## BEGIN Data lines

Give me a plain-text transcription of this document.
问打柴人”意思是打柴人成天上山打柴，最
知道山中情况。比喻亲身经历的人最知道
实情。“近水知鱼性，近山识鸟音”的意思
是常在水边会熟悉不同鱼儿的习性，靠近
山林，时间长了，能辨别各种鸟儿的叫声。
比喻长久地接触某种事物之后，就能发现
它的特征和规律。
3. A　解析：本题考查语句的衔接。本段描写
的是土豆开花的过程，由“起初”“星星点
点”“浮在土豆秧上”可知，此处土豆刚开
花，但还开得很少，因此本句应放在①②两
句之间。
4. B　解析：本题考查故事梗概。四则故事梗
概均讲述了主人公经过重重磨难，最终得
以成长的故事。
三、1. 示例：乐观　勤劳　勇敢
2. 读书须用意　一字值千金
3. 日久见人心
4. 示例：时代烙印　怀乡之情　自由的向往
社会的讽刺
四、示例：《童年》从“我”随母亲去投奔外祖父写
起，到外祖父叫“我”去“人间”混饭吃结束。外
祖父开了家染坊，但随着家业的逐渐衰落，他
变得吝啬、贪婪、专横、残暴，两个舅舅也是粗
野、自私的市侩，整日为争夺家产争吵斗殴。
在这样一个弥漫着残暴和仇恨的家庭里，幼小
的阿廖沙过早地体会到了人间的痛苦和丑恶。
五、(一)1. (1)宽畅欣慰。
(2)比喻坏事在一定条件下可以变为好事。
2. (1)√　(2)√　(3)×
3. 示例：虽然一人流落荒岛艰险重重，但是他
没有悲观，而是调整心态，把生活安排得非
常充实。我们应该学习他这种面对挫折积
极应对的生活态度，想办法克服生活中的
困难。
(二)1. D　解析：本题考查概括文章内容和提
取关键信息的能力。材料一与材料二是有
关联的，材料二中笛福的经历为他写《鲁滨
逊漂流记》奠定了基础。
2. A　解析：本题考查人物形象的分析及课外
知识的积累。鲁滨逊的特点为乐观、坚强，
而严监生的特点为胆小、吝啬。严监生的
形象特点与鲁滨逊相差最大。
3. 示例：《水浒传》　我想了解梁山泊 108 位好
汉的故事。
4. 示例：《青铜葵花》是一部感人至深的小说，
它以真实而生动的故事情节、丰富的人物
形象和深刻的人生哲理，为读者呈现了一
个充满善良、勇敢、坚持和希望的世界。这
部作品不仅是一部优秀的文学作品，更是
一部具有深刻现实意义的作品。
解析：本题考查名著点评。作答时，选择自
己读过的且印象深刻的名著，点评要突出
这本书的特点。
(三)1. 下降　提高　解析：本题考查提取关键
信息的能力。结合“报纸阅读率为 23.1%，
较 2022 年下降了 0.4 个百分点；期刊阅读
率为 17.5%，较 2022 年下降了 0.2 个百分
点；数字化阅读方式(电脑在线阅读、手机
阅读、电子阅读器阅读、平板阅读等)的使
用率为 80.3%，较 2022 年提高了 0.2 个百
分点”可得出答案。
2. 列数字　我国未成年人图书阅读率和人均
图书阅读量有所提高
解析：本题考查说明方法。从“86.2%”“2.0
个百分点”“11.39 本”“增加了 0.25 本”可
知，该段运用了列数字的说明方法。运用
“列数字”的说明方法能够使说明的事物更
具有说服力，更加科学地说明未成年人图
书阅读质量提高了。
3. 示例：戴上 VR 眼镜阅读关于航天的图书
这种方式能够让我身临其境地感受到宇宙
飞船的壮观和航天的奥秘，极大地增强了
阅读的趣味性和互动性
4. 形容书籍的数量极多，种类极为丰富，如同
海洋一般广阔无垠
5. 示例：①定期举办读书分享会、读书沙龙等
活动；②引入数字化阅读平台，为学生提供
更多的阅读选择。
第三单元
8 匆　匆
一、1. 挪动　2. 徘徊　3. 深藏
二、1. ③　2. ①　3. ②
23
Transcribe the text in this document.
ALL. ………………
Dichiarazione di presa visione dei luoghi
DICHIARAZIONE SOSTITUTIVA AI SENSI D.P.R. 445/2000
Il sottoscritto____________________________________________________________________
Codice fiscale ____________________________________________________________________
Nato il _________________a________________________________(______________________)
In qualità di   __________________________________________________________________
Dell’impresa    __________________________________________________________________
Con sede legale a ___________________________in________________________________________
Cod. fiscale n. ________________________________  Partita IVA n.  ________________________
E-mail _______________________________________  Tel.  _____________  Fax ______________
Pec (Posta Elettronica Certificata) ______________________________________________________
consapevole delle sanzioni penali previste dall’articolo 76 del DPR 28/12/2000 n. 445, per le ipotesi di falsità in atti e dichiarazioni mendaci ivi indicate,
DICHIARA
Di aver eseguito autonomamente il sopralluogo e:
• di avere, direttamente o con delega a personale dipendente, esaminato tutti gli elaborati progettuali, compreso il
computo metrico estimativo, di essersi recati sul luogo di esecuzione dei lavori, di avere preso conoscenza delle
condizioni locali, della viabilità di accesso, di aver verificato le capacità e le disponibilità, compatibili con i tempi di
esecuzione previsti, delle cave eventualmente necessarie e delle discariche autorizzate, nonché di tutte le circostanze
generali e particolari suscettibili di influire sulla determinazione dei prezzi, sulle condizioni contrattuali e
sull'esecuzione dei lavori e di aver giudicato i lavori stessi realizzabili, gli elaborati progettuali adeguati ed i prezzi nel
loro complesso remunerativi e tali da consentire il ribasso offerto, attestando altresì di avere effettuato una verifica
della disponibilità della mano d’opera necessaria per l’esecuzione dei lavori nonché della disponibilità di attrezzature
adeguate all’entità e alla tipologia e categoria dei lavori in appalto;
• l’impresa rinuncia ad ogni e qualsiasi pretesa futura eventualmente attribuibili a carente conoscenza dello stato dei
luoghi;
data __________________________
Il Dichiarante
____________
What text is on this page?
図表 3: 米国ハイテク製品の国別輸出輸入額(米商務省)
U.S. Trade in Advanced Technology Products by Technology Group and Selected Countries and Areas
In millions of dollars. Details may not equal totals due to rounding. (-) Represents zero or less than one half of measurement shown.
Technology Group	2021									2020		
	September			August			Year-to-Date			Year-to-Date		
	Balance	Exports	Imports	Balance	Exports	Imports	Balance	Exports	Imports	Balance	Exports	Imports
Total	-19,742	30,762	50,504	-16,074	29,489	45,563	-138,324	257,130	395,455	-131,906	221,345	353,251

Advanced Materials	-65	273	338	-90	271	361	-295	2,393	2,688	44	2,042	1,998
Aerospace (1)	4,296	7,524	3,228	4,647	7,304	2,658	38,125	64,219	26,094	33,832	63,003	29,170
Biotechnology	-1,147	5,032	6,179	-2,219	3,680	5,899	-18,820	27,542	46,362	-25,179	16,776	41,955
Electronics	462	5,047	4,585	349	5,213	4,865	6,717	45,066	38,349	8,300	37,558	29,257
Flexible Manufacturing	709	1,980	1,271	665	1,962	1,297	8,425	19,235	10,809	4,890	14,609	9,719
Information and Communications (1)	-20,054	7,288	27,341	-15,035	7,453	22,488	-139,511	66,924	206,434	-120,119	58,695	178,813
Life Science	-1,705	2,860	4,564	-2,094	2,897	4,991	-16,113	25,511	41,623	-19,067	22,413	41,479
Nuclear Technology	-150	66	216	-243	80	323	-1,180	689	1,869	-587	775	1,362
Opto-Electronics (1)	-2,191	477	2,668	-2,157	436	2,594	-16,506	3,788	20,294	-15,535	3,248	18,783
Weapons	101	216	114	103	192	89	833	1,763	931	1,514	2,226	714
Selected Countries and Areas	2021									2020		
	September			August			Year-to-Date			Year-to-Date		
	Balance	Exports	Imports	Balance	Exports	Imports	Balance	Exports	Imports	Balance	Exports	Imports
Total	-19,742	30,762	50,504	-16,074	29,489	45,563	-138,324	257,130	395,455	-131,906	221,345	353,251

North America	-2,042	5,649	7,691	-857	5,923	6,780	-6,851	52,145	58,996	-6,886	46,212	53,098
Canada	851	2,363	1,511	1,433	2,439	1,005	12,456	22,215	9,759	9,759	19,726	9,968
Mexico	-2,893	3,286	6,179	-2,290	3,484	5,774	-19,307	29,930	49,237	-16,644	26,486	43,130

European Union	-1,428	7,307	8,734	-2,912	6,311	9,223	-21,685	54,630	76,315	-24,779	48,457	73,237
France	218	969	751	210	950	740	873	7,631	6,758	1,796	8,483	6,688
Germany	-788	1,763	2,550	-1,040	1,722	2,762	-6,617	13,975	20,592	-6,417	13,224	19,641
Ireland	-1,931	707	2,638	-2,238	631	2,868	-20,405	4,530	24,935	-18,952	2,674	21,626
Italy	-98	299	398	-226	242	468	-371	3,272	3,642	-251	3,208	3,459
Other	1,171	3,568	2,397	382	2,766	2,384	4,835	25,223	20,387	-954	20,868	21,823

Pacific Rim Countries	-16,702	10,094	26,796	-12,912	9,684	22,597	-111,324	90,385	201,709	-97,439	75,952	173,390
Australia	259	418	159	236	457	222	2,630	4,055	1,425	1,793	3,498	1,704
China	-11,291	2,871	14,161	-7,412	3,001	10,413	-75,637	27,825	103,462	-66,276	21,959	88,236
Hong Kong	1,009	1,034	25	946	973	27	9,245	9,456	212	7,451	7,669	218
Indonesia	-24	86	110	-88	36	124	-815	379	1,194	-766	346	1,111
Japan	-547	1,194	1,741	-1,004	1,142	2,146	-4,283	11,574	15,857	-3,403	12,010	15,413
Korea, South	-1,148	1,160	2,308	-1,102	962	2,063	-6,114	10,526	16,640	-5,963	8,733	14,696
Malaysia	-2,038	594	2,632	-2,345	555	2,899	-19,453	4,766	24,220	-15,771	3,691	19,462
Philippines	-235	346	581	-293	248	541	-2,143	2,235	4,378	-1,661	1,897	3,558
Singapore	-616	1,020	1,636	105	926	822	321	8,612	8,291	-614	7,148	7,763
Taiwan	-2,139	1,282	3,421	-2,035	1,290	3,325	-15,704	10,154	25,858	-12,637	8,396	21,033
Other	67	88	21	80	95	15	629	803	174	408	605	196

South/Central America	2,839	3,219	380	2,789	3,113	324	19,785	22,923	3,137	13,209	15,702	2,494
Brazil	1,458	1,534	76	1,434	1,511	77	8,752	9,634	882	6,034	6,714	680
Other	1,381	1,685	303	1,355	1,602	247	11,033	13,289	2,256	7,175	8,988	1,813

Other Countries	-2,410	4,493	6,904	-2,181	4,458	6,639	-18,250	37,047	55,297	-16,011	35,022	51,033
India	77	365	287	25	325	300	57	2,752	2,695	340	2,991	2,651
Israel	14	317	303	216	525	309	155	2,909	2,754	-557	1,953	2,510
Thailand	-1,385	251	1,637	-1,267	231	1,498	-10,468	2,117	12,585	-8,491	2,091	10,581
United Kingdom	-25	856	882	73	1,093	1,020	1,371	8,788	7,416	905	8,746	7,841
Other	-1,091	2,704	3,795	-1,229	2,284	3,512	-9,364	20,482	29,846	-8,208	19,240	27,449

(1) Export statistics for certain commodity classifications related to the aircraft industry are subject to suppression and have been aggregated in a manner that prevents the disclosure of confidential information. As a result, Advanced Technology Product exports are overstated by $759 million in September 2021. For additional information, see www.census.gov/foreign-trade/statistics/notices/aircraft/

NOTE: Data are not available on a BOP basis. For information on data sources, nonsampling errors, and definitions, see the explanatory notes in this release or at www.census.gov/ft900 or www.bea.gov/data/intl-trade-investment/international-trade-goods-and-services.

## END Data lines

* Stated goal
Scan the data above and copy every line with "avere" in it.

* Response to this exercise
• di avere, direttamente o con delega a personale dipendente, esaminato tutti gli elaborati progettuali, compreso il
computo metrico estimativo, di essersi recati sul luogo di esecuzione dei lavori, di avere preso conoscenza delle
loro complesso remunerativi e tali da consentire il ribasso offerto, attestando altresì di avere effettuato una verifica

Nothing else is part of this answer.